Output all lines exactly.

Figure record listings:
────────────────────

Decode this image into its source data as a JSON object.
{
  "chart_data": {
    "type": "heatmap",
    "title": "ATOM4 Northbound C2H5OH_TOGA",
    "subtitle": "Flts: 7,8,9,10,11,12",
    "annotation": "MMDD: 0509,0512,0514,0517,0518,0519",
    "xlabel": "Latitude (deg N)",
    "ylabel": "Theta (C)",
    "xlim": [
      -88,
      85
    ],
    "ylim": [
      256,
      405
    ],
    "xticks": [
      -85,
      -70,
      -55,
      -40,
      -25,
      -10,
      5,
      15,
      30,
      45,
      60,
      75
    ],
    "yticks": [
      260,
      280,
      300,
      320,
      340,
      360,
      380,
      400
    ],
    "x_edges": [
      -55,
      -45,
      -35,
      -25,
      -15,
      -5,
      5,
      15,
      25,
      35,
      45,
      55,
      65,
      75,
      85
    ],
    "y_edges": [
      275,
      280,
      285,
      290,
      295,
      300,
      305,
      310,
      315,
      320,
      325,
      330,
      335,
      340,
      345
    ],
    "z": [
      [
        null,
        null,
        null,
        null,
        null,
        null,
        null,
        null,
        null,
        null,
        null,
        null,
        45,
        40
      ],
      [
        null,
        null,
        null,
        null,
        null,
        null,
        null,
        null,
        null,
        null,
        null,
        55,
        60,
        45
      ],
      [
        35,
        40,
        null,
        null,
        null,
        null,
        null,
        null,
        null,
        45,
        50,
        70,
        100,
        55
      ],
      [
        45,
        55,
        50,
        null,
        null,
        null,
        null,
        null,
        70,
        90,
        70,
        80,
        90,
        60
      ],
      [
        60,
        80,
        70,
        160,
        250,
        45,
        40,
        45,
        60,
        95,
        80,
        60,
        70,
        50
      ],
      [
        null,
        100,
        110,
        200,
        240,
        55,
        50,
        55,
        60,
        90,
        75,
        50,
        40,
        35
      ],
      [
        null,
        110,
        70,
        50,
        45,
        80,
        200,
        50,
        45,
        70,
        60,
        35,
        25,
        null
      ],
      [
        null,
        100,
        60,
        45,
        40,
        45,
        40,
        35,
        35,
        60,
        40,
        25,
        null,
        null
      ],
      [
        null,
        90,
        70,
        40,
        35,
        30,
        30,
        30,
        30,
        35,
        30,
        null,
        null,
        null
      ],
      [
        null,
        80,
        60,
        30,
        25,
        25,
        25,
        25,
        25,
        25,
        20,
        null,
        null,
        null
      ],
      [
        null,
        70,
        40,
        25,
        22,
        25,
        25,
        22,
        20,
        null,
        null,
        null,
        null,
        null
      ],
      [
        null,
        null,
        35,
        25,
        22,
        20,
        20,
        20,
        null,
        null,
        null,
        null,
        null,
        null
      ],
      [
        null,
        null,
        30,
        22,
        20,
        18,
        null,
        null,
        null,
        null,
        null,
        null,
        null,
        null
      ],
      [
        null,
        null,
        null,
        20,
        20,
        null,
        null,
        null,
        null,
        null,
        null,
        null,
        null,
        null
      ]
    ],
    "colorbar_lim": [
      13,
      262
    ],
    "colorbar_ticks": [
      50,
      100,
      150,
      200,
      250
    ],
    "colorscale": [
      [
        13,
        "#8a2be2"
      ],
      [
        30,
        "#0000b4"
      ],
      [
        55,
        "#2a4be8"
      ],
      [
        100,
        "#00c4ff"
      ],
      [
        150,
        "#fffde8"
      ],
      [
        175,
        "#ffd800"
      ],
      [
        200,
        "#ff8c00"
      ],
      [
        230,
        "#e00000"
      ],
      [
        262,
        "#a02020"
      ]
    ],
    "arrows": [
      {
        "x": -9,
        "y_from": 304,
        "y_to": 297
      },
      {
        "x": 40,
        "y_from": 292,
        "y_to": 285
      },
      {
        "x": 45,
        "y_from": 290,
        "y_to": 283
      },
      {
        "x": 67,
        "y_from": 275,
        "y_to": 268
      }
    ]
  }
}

────────────────────

§ THE RESPONSE
Decode this image into its source data as a JSON object.
{
  "chart_data": {
    "type": "heatmap",
    "title": "ATOM4 Northbound C2H5OH_TOGA",
    "subtitle": "Flts: 7,8,9,10,11,12",
    "annotation": "MMDD: 0509,0512,0514,0517,0518,0519",
    "xlabel": "Latitude (deg N)",
    "ylabel": "Theta (C)",
    "xlim": [
      -88,
      85
    ],
    "ylim": [
      256,
      405
    ],
    "xticks": [
      -85,
      -70,
      -55,
      -40,
      -25,
      -10,
      5,
      15,
      30,
      45,
      60,
      75
    ],
    "yticks": [
      260,
      280,
      300,
      320,
      340,
      360,
      380,
      400
    ],
    "x_edges": [
      -55,
      -45,
      -35,
      -25,
      -15,
      -5,
      5,
      15,
      25,
      35,
      45,
      55,
      65,
      75,
      85
    ],
    "y_edges": [
      275,
      280,
      285,
      290,
      295,
      300,
      305,
      310,
      315,
      320,
      325,
      330,
      335,
      340,
      345
    ],
    "z": [
      [
        null,
        null,
        null,
        null,
        null,
        null,
        null,
        null,
        null,
        null,
        null,
        null,
        45,
        40
      ],
      [
        null,
        null,
        null,
        null,
        null,
        null,
        null,
        null,
        null,
        null,
        null,
        55,
        60,
        45
      ],
      [
        35,
        40,
        null,
        null,
        null,
        null,
        null,
        null,
        null,
        45,
        50,
        70,
        100,
        55
      ],
      [
        45,
        55,
        50,
        null,
        null,
        null,
        null,
        null,
        70,
        90,
        70,
        80,
        90,
        60
      ],
      [
        60,
        80,
        70,
        160,
        250,
        45,
        40,
        45,
        60,
        95,
        80,
        60,
        70,
        50
      ],
      [
        null,
        100,
        110,
        200,
        240,
        55,
        50,
        55,
        60,
        90,
        75,
        50,
        40,
        35
      ],
      [
        null,
        110,
        70,
        50,
        45,
        80,
        200,
        50,
        45,
        70,
        60,
        35,
        25,
        null
      ],
      [
        null,
        100,
        60,
        45,
        40,
        45,
        40,
        35,
        35,
        60,
        40,
        25,
        null,
        null
      ],
      [
        null,
        90,
        70,
        40,
        35,
        30,
        30,
        30,
        30,
        35,
        30,
        null,
        null,
        null
      ],
      [
        null,
        80,
        60,
        30,
        25,
        25,
        25,
        25,
        25,
        25,
        20,
        null,
        null,
        null
      ],
      [
        null,
        70,
        40,
        25,
        22,
        25,
        25,
        22,
        20,
        null,
        null,
        null,
        null,
        null
      ],
      [
        null,
        null,
        35,
        25,
        22,
        20,
        20,
        20,
        null,
        null,
        null,
        null,
        null,
        null
      ],
      [
        null,
        null,
        30,
        22,
        20,
        18,
        null,
        null,
        null,
        null,
        null,
        null,
        null,
        null
      ],
      [
        null,
        null,
        null,
        20,
        20,
        null,
        null,
        null,
        null,
        null,
        null,
        null,
        null,
        null
      ]
    ],
    "colorbar_lim": [
      13,
      262
    ],
    "colorbar_ticks": [
      50,
      100,
      150,
      200,
      250
    ],
    "colorscale": [
      [
        13,
        "#8a2be2"
      ],
      [
        30,
        "#0000b4"
      ],
      [
        55,
        "#2a4be8"
      ],
      [
        100,
        "#00c4ff"
      ],
      [
        150,
        "#fffde8"
      ],
      [
        175,
        "#ffd800"
      ],
      [
        200,
        "#ff8c00"
      ],
      [
        230,
        "#e00000"
      ],
      [
        262,
        "#a02020"
      ]
    ],
    "arrows": [
      {
        "x": -9,
        "y_from": 304,
        "y_to": 297
      },
      {
        "x": 40,
        "y_from": 292,
        "y_to": 285
      },
      {
        "x": 45,
        "y_from": 290,
        "y_to": 283
      },
      {
        "x": 67,
        "y_from": 275,
        "y_to": 268
      }
    ]
  }
}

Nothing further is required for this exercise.